-- START --
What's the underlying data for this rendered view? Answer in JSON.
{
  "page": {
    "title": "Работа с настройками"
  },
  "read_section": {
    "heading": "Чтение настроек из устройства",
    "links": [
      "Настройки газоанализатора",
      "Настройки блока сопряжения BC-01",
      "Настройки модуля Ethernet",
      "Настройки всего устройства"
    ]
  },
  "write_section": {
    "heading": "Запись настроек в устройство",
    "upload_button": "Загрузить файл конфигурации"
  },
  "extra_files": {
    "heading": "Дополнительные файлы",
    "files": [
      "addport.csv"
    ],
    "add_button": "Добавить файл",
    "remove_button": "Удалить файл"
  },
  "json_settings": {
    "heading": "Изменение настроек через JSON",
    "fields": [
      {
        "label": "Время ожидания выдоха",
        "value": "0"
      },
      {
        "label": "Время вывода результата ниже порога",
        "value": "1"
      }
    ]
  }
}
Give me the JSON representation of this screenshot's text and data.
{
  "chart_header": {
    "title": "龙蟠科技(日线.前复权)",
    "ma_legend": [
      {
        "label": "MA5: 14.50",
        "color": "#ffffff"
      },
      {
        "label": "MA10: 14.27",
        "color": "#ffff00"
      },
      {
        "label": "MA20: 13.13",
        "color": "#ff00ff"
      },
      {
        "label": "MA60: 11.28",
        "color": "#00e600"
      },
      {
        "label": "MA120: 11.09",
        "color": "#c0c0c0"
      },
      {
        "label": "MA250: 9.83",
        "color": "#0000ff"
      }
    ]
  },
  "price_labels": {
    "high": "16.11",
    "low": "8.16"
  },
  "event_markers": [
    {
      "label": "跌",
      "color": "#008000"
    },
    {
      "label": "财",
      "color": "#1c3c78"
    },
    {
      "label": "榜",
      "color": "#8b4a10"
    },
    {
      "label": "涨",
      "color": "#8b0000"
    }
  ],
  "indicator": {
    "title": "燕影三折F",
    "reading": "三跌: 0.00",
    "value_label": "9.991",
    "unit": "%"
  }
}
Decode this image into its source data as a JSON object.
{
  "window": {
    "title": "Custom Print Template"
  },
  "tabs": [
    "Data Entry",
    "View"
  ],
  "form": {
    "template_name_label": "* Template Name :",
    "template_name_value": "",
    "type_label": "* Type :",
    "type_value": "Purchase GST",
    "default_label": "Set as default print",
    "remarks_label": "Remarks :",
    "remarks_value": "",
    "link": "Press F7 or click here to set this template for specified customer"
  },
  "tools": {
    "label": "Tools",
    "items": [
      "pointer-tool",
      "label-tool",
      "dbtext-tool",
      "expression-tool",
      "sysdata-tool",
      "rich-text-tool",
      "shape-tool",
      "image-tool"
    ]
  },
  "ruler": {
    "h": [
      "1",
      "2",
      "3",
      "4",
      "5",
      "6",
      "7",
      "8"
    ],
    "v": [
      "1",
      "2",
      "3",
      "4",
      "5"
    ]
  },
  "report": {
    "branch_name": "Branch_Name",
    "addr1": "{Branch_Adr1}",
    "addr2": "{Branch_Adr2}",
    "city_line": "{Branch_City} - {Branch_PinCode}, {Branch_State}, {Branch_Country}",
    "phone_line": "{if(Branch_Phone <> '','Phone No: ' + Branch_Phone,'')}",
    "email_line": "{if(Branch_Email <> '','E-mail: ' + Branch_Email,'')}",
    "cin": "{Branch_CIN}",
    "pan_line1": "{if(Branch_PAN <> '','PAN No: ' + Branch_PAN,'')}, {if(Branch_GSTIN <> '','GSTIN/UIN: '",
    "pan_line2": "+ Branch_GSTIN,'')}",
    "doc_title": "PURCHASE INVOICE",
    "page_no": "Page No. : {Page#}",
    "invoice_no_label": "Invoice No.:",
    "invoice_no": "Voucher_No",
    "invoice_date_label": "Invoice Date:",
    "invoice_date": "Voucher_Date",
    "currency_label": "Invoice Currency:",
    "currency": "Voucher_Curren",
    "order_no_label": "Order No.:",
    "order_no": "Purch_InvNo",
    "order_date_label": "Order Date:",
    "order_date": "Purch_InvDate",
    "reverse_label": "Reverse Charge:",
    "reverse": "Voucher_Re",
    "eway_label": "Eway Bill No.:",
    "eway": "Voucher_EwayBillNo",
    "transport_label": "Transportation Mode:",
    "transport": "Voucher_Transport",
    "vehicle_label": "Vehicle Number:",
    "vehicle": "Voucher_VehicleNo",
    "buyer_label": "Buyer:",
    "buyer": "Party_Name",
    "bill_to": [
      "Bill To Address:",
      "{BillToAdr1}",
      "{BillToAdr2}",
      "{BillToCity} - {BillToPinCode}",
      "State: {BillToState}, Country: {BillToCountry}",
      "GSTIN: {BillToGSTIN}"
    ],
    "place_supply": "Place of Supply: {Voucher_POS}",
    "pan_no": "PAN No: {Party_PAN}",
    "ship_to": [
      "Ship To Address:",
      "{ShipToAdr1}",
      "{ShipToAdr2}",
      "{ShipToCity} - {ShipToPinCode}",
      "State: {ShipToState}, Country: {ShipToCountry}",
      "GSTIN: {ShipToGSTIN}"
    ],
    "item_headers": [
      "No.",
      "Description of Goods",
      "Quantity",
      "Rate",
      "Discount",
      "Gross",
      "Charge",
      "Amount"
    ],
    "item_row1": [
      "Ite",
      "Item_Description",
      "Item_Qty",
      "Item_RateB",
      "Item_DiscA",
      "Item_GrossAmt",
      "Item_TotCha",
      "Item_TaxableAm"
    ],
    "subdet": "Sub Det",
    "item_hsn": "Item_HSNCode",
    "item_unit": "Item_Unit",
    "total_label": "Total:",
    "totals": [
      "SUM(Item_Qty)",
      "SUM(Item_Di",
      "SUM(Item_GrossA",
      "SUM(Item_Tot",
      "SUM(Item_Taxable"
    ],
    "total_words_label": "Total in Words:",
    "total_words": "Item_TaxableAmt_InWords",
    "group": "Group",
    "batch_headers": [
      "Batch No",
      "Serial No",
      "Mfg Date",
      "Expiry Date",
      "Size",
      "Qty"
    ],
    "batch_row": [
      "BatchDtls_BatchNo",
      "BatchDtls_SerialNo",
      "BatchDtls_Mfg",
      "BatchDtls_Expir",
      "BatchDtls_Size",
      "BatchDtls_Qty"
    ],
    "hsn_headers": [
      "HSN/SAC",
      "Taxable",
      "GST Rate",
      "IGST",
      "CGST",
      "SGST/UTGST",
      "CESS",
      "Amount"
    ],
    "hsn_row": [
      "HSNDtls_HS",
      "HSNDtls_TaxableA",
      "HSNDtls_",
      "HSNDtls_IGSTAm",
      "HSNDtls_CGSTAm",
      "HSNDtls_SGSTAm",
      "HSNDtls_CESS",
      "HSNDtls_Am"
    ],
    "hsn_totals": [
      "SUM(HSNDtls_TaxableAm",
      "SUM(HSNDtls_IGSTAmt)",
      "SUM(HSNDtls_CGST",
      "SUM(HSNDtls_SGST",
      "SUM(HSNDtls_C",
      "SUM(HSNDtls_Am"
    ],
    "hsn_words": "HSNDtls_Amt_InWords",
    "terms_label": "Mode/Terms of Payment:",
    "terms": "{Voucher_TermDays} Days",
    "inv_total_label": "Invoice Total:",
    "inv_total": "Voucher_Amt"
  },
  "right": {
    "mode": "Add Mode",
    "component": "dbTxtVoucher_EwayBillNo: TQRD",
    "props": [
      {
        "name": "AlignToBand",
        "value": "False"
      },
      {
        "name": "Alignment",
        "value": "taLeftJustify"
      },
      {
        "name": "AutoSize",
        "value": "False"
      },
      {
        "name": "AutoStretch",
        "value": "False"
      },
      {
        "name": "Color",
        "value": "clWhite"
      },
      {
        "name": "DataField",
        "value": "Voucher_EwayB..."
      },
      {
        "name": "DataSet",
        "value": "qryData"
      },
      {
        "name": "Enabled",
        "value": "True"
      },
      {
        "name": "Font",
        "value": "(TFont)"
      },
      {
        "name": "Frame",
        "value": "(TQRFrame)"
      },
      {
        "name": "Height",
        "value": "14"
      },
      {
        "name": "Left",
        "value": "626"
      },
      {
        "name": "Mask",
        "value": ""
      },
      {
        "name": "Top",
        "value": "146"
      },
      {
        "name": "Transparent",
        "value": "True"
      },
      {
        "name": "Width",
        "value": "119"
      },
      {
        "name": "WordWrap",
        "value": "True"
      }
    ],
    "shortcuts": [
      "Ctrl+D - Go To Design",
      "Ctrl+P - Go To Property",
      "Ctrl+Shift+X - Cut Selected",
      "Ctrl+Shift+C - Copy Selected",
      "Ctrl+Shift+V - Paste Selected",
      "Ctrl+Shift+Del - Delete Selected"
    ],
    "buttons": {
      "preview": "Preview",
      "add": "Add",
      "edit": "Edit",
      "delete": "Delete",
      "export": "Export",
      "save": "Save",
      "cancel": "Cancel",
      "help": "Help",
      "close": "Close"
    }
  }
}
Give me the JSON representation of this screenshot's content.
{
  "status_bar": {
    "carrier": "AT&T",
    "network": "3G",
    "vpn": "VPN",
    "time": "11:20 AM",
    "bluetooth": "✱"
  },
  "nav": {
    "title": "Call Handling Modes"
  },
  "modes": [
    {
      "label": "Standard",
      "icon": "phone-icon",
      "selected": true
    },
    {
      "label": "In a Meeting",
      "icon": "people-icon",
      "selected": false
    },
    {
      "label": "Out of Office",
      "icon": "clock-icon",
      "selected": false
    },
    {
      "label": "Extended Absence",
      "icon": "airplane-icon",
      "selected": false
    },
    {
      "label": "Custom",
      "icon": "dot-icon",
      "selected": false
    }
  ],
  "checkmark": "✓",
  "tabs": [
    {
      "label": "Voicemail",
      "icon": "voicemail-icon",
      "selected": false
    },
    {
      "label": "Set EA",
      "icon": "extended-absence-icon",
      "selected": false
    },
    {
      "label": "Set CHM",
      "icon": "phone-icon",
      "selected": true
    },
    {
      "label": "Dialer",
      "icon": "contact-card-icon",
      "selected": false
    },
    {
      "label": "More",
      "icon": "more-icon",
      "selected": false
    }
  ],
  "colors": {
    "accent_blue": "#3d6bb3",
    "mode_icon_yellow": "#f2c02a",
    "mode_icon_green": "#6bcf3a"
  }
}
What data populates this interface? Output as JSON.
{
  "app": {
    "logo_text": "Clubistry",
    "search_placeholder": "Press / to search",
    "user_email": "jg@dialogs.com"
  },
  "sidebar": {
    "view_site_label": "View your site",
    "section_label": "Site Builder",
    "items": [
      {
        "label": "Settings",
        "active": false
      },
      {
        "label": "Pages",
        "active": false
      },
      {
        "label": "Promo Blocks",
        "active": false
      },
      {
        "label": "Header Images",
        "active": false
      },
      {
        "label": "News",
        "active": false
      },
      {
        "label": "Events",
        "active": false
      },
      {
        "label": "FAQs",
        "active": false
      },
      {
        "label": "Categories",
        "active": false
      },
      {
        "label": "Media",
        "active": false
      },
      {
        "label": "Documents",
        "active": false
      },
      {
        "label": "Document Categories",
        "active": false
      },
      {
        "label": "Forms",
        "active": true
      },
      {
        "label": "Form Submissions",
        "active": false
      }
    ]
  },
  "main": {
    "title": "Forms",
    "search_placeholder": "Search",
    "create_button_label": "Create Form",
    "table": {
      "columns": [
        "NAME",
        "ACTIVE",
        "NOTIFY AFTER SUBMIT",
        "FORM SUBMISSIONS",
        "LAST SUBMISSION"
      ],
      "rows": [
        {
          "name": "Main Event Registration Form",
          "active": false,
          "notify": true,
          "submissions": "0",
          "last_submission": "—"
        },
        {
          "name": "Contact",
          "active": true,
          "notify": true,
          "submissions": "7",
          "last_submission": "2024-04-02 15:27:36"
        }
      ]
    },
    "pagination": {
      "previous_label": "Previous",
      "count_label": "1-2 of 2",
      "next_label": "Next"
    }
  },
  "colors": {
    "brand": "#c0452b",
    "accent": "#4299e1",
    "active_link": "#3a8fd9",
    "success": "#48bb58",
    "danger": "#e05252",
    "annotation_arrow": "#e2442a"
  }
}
-- END --
Report back each line of the entries that holds the string "Give".

CORRECT OUTPUT:
Give me the JSON representation of this screenshot's text and data.
Give me the JSON representation of this screenshot's content.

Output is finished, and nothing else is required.